Figure content listings:
========

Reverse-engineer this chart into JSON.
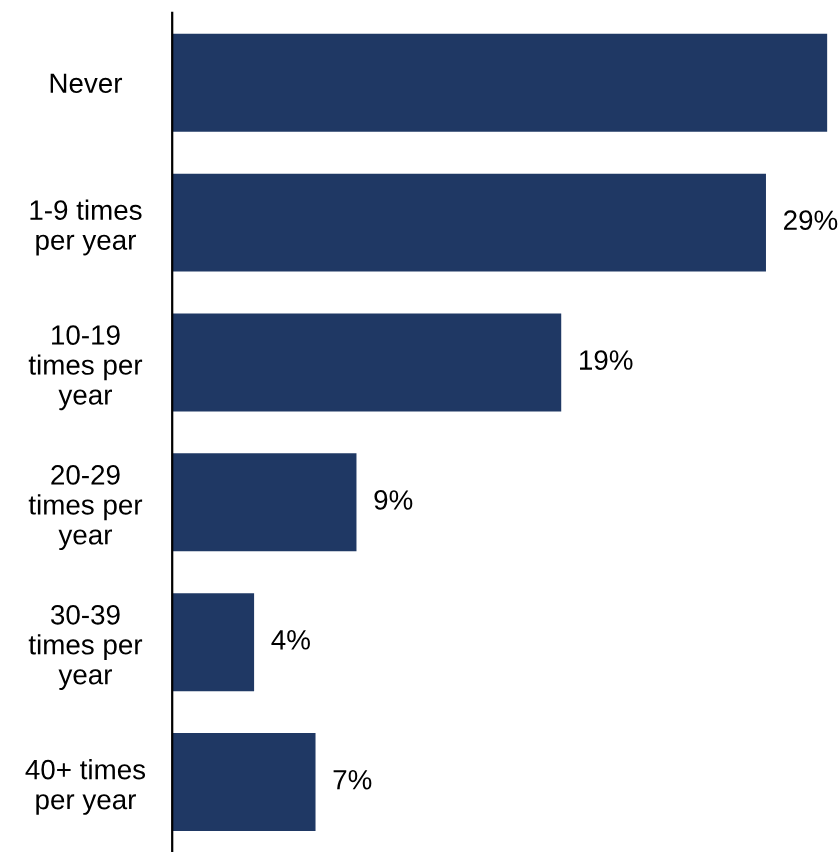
{
  "chart_data": {
    "type": "bar",
    "orientation": "horizontal",
    "categories": [
      "Never",
      "1-9 times\nper year",
      "10-19\ntimes per\nyear",
      "20-29\ntimes per\nyear",
      "30-39\ntimes per\nyear",
      "40+ times\nper year"
    ],
    "values": [
      32,
      29,
      19,
      9,
      4,
      7
    ],
    "value_labels": [
      null,
      "29%",
      "19%",
      "9%",
      "4%",
      "7%"
    ],
    "color": "#1f3864"
  }
}
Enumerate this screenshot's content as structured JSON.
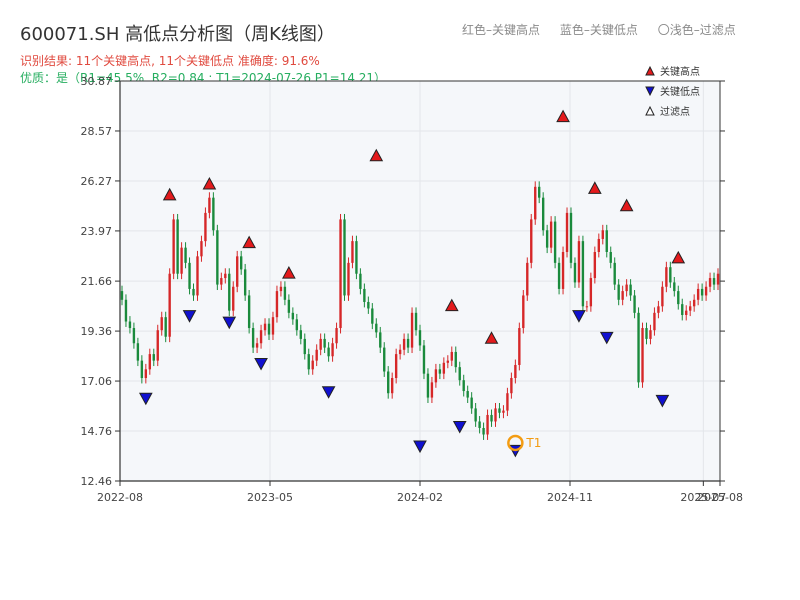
{
  "title": "600071.SH 高低点分析图（周K线图）",
  "top_legend": {
    "red": "红色–关键高点",
    "blue": "蓝色–关键低点",
    "light": "〇浅色–过滤点"
  },
  "subtitle_result": "识别结果: 11个关键高点, 11个关键低点   准确度: 91.6%",
  "subtitle_quality": "优质：是（R1=45.5%, R2=0.84 ; T1=2024-07-26 P1=14.21）",
  "colors": {
    "up": "#d62728",
    "down": "#1a8a3c",
    "high": "#e31a1c",
    "low": "#1010d0",
    "t1": "#f39c12",
    "plot_bg": "#f5f7fa"
  },
  "chart_data": {
    "type": "candlestick",
    "title": "600071.SH 高低点分析图（周K线图）",
    "x_ticks": [
      "2022-08",
      "2023-05",
      "2024-02",
      "2024-11",
      "2025-07",
      "2025-08"
    ],
    "y_ticks": [
      "12.46",
      "14.76",
      "17.06",
      "19.36",
      "21.66",
      "23.97",
      "26.27",
      "28.57",
      "30.87"
    ],
    "ylim": [
      12.46,
      30.87
    ],
    "period_start": "2022-08",
    "period_end": "2025-08",
    "grid": true,
    "legend_position": "top-right",
    "legend": [
      "关键高点",
      "关键低点",
      "过滤点"
    ],
    "closes": [
      20.8,
      19.8,
      19.5,
      18.8,
      18.0,
      17.2,
      17.6,
      18.3,
      18.0,
      19.4,
      20.0,
      19.1,
      22.0,
      24.5,
      22.0,
      23.2,
      22.5,
      21.3,
      21.0,
      22.8,
      23.5,
      24.8,
      25.5,
      24.0,
      21.5,
      21.8,
      22.0,
      20.3,
      21.4,
      22.8,
      22.2,
      21.0,
      19.5,
      18.6,
      18.8,
      19.4,
      19.7,
      19.2,
      20.0,
      21.2,
      21.4,
      20.8,
      20.2,
      19.9,
      19.4,
      19.0,
      18.3,
      17.6,
      18.0,
      18.5,
      19.0,
      18.6,
      18.2,
      18.8,
      19.5,
      24.5,
      21.0,
      22.5,
      23.5,
      22.0,
      21.3,
      20.7,
      20.4,
      19.7,
      19.3,
      18.6,
      17.5,
      16.5,
      17.2,
      18.3,
      18.5,
      19.0,
      18.6,
      20.2,
      19.4,
      18.7,
      17.4,
      16.3,
      17.0,
      17.6,
      17.4,
      17.9,
      18.0,
      18.4,
      17.7,
      17.1,
      16.6,
      16.3,
      15.8,
      15.2,
      14.9,
      14.6,
      15.5,
      15.2,
      15.8,
      15.6,
      15.7,
      16.5,
      17.2,
      17.8,
      19.5,
      21.0,
      22.5,
      24.5,
      26.0,
      25.5,
      24.0,
      23.2,
      24.4,
      22.5,
      21.3,
      23.0,
      24.8,
      22.5,
      21.6,
      23.5,
      20.5,
      20.5,
      21.8,
      23.0,
      23.6,
      24.0,
      23.0,
      22.5,
      21.5,
      20.8,
      21.2,
      21.5,
      21.0,
      20.2,
      17.0,
      19.5,
      19.0,
      19.4,
      20.2,
      20.5,
      21.4,
      22.3,
      21.6,
      21.2,
      20.6,
      20.1,
      20.3,
      20.5,
      20.8,
      21.3,
      21.0,
      21.4,
      21.8,
      21.5,
      22.0
    ],
    "key_highs": [
      {
        "bar": 12,
        "price": 25.4
      },
      {
        "bar": 22,
        "price": 25.9
      },
      {
        "bar": 32,
        "price": 23.2
      },
      {
        "bar": 42,
        "price": 21.8
      },
      {
        "bar": 64,
        "price": 27.2
      },
      {
        "bar": 83,
        "price": 20.3
      },
      {
        "bar": 93,
        "price": 18.8
      },
      {
        "bar": 111,
        "price": 29.0
      },
      {
        "bar": 119,
        "price": 25.7
      },
      {
        "bar": 127,
        "price": 24.9
      },
      {
        "bar": 140,
        "price": 22.5
      }
    ],
    "key_lows": [
      {
        "bar": 6,
        "price": 16.5
      },
      {
        "bar": 17,
        "price": 20.3
      },
      {
        "bar": 27,
        "price": 20.0
      },
      {
        "bar": 35,
        "price": 18.1
      },
      {
        "bar": 52,
        "price": 16.8
      },
      {
        "bar": 75,
        "price": 14.3
      },
      {
        "bar": 85,
        "price": 15.2
      },
      {
        "bar": 99,
        "price": 14.1
      },
      {
        "bar": 115,
        "price": 20.3
      },
      {
        "bar": 122,
        "price": 19.3
      },
      {
        "bar": 136,
        "price": 16.4
      }
    ],
    "annotation": {
      "label": "T1",
      "bar": 99,
      "price": 14.21
    }
  }
}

========

### WRITTEN INSTRUCTION
Extract from the data every line where "JSON" shows up.

### PROBLEM SOLUTION
Reverse-engineer this chart into JSON.
Enumerate this screenshot's content as structured JSON.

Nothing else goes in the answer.